[Dataset rows about figures]
********

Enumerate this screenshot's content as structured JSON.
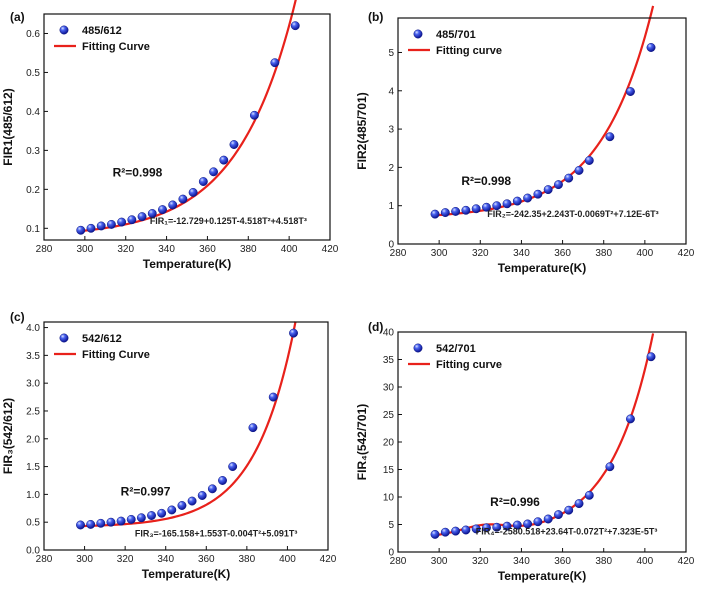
{
  "colors": {
    "marker_fill": "#2a3fd6",
    "marker_edge": "#0d1680",
    "fit_line": "#e8211b",
    "axis": "#111111"
  },
  "chart_data": [
    {
      "id": "a",
      "type": "scatter",
      "panel_label": "(a)",
      "xlabel": "Temperature(K)",
      "ylabel": "FIR1(485/612)",
      "xlim": [
        280,
        420
      ],
      "ylim": [
        0.07,
        0.65
      ],
      "xticks": [
        280,
        300,
        320,
        340,
        360,
        380,
        400,
        420
      ],
      "yticks": [
        0.1,
        0.2,
        0.3,
        0.4,
        0.5,
        0.6
      ],
      "legend": {
        "position": "top-left",
        "marker_label": "485/612",
        "line_label": "Fitting Curve"
      },
      "r2": "R²=0.998",
      "equation": "FIR₁=-12.729+0.125T-4.518T²+4.518T³",
      "series_points": {
        "x": [
          298,
          303,
          308,
          313,
          318,
          323,
          328,
          333,
          338,
          343,
          348,
          353,
          358,
          363,
          368,
          373,
          383,
          393,
          403
        ],
        "y": [
          0.095,
          0.1,
          0.106,
          0.11,
          0.116,
          0.122,
          0.13,
          0.138,
          0.148,
          0.16,
          0.175,
          0.192,
          0.22,
          0.245,
          0.275,
          0.315,
          0.39,
          0.525,
          0.62
        ]
      },
      "fit": {
        "x0": 298,
        "y0": 0.093,
        "A": 0.0145,
        "k": 0.0355
      }
    },
    {
      "id": "b",
      "type": "scatter",
      "panel_label": "(b)",
      "xlabel": "Temperature(K)",
      "ylabel": "FIR2(485/701)",
      "xlim": [
        280,
        420
      ],
      "ylim": [
        0.0,
        5.9
      ],
      "xticks": [
        280,
        300,
        320,
        340,
        360,
        380,
        400,
        420
      ],
      "yticks": [
        0,
        1,
        2,
        3,
        4,
        5
      ],
      "legend": {
        "position": "top-left",
        "marker_label": "485/701",
        "line_label": "Fitting curve"
      },
      "r2": "R²=0.998",
      "equation": "FIR₂=-242.35+2.243T-0.0069T²+7.12E-6T³",
      "series_points": {
        "x": [
          298,
          303,
          308,
          313,
          318,
          323,
          328,
          333,
          338,
          343,
          348,
          353,
          358,
          363,
          368,
          373,
          383,
          393,
          403
        ],
        "y": [
          0.78,
          0.82,
          0.85,
          0.88,
          0.92,
          0.96,
          1.0,
          1.05,
          1.12,
          1.2,
          1.3,
          1.42,
          1.55,
          1.72,
          1.92,
          2.18,
          2.8,
          3.98,
          5.13
        ]
      },
      "fit": {
        "x0": 298,
        "y0": 0.75,
        "A": 0.0843,
        "k": 0.0395
      }
    },
    {
      "id": "c",
      "type": "scatter",
      "panel_label": "(c)",
      "xlabel": "Temperature(K)",
      "ylabel": "FIR₃(542/612)",
      "xlim": [
        280,
        420
      ],
      "ylim": [
        0.0,
        4.1
      ],
      "xticks": [
        280,
        300,
        320,
        340,
        360,
        380,
        400,
        420
      ],
      "yticks": [
        0.0,
        0.5,
        1.0,
        1.5,
        2.0,
        2.5,
        3.0,
        3.5,
        4.0
      ],
      "legend": {
        "position": "top-left",
        "marker_label": "542/612",
        "line_label": "Fitting Curve"
      },
      "r2": "R²=0.997",
      "equation": "FIR₃=-165.158+1.553T-0.004T²+5.091T³",
      "series_points": {
        "x": [
          298,
          303,
          308,
          313,
          318,
          323,
          328,
          333,
          338,
          343,
          348,
          353,
          358,
          363,
          368,
          373,
          383,
          393,
          403
        ],
        "y": [
          0.45,
          0.46,
          0.48,
          0.5,
          0.52,
          0.55,
          0.58,
          0.62,
          0.66,
          0.72,
          0.8,
          0.88,
          0.98,
          1.1,
          1.25,
          1.5,
          2.2,
          2.75,
          3.9
        ]
      },
      "fit": {
        "x0": 298,
        "y0": 0.43,
        "A": 0.0175,
        "k": 0.0505
      }
    },
    {
      "id": "d",
      "type": "scatter",
      "panel_label": "(d)",
      "xlabel": "Temperature(K)",
      "ylabel": "FIR₄(542/701)",
      "xlim": [
        280,
        420
      ],
      "ylim": [
        0,
        40
      ],
      "xticks": [
        280,
        300,
        320,
        340,
        360,
        380,
        400,
        420
      ],
      "yticks": [
        0,
        5,
        10,
        15,
        20,
        25,
        30,
        35,
        40
      ],
      "legend": {
        "position": "top-left",
        "marker_label": "542/701",
        "line_label": "Fitting curve"
      },
      "r2": "R²=0.996",
      "equation": "FIR₄=-2580.518+23.64T-0.072T²+7.323E-5T³",
      "series_points": {
        "x": [
          298,
          303,
          308,
          313,
          318,
          323,
          328,
          333,
          338,
          343,
          348,
          353,
          358,
          363,
          368,
          373,
          383,
          393,
          403
        ],
        "y": [
          3.2,
          3.6,
          3.8,
          4.0,
          4.2,
          4.4,
          4.5,
          4.7,
          4.9,
          5.1,
          5.5,
          6.0,
          6.8,
          7.6,
          8.8,
          10.3,
          15.5,
          24.2,
          35.5
        ]
      },
      "fit": {
        "x0": 298,
        "y0": 2.9,
        "A": 0.21,
        "k": 0.0488,
        "bumpA": 1.6,
        "bumpC": 322,
        "bumpW": 16
      }
    }
  ]
}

********

» **Directive**
Skip the images and write out the rest of the listing exactly.

» **Solution to the exercise**
Enumerate this screenshot's content as structured JSON.
{
  "colors": {
    "marker_fill": "#2a3fd6",
    "marker_edge": "#0d1680",
    "fit_line": "#e8211b",
    "axis": "#111111"
  },
  "chart_data": [
    {
      "id": "a",
      "type": "scatter",
      "panel_label": "(a)",
      "xlabel": "Temperature(K)",
      "ylabel": "FIR1(485/612)",
      "xlim": [
        280,
        420
      ],
      "ylim": [
        0.07,
        0.65
      ],
      "xticks": [
        280,
        300,
        320,
        340,
        360,
        380,
        400,
        420
      ],
      "yticks": [
        0.1,
        0.2,
        0.3,
        0.4,
        0.5,
        0.6
      ],
      "legend": {
        "position": "top-left",
        "marker_label": "485/612",
        "line_label": "Fitting Curve"
      },
      "r2": "R²=0.998",
      "equation": "FIR₁=-12.729+0.125T-4.518T²+4.518T³",
      "series_points": {
        "x": [
          298,
          303,
          308,
          313,
          318,
          323,
          328,
          333,
          338,
          343,
          348,
          353,
          358,
          363,
          368,
          373,
          383,
          393,
          403
        ],
        "y": [
          0.095,
          0.1,
          0.106,
          0.11,
          0.116,
          0.122,
          0.13,
          0.138,
          0.148,
          0.16,
          0.175,
          0.192,
          0.22,
          0.245,
          0.275,
          0.315,
          0.39,
          0.525,
          0.62
        ]
      },
      "fit": {
        "x0": 298,
        "y0": 0.093,
        "A": 0.0145,
        "k": 0.0355
      }
    },
    {
      "id": "b",
      "type": "scatter",
      "panel_label": "(b)",
      "xlabel": "Temperature(K)",
      "ylabel": "FIR2(485/701)",
      "xlim": [
        280,
        420
      ],
      "ylim": [
        0.0,
        5.9
      ],
      "xticks": [
        280,
        300,
        320,
        340,
        360,
        380,
        400,
        420
      ],
      "yticks": [
        0,
        1,
        2,
        3,
        4,
        5
      ],
      "legend": {
        "position": "top-left",
        "marker_label": "485/701",
        "line_label": "Fitting curve"
      },
      "r2": "R²=0.998",
      "equation": "FIR₂=-242.35+2.243T-0.0069T²+7.12E-6T³",
      "series_points": {
        "x": [
          298,
          303,
          308,
          313,
          318,
          323,
          328,
          333,
          338,
          343,
          348,
          353,
          358,
          363,
          368,
          373,
          383,
          393,
          403
        ],
        "y": [
          0.78,
          0.82,
          0.85,
          0.88,
          0.92,
          0.96,
          1.0,
          1.05,
          1.12,
          1.2,
          1.3,
          1.42,
          1.55,
          1.72,
          1.92,
          2.18,
          2.8,
          3.98,
          5.13
        ]
      },
      "fit": {
        "x0": 298,
        "y0": 0.75,
        "A": 0.0843,
        "k": 0.0395
      }
    },
    {
      "id": "c",
      "type": "scatter",
      "panel_label": "(c)",
      "xlabel": "Temperature(K)",
      "ylabel": "FIR₃(542/612)",
      "xlim": [
        280,
        420
      ],
      "ylim": [
        0.0,
        4.1
      ],
      "xticks": [
        280,
        300,
        320,
        340,
        360,
        380,
        400,
        420
      ],
      "yticks": [
        0.0,
        0.5,
        1.0,
        1.5,
        2.0,
        2.5,
        3.0,
        3.5,
        4.0
      ],
      "legend": {
        "position": "top-left",
        "marker_label": "542/612",
        "line_label": "Fitting Curve"
      },
      "r2": "R²=0.997",
      "equation": "FIR₃=-165.158+1.553T-0.004T²+5.091T³",
      "series_points": {
        "x": [
          298,
          303,
          308,
          313,
          318,
          323,
          328,
          333,
          338,
          343,
          348,
          353,
          358,
          363,
          368,
          373,
          383,
          393,
          403
        ],
        "y": [
          0.45,
          0.46,
          0.48,
          0.5,
          0.52,
          0.55,
          0.58,
          0.62,
          0.66,
          0.72,
          0.8,
          0.88,
          0.98,
          1.1,
          1.25,
          1.5,
          2.2,
          2.75,
          3.9
        ]
      },
      "fit": {
        "x0": 298,
        "y0": 0.43,
        "A": 0.0175,
        "k": 0.0505
      }
    },
    {
      "id": "d",
      "type": "scatter",
      "panel_label": "(d)",
      "xlabel": "Temperature(K)",
      "ylabel": "FIR₄(542/701)",
      "xlim": [
        280,
        420
      ],
      "ylim": [
        0,
        40
      ],
      "xticks": [
        280,
        300,
        320,
        340,
        360,
        380,
        400,
        420
      ],
      "yticks": [
        0,
        5,
        10,
        15,
        20,
        25,
        30,
        35,
        40
      ],
      "legend": {
        "position": "top-left",
        "marker_label": "542/701",
        "line_label": "Fitting curve"
      },
      "r2": "R²=0.996",
      "equation": "FIR₄=-2580.518+23.64T-0.072T²+7.323E-5T³",
      "series_points": {
        "x": [
          298,
          303,
          308,
          313,
          318,
          323,
          328,
          333,
          338,
          343,
          348,
          353,
          358,
          363,
          368,
          373,
          383,
          393,
          403
        ],
        "y": [
          3.2,
          3.6,
          3.8,
          4.0,
          4.2,
          4.4,
          4.5,
          4.7,
          4.9,
          5.1,
          5.5,
          6.0,
          6.8,
          7.6,
          8.8,
          10.3,
          15.5,
          24.2,
          35.5
        ]
      },
      "fit": {
        "x0": 298,
        "y0": 2.9,
        "A": 0.21,
        "k": 0.0488,
        "bumpA": 1.6,
        "bumpC": 322,
        "bumpW": 16
      }
    }
  ]
}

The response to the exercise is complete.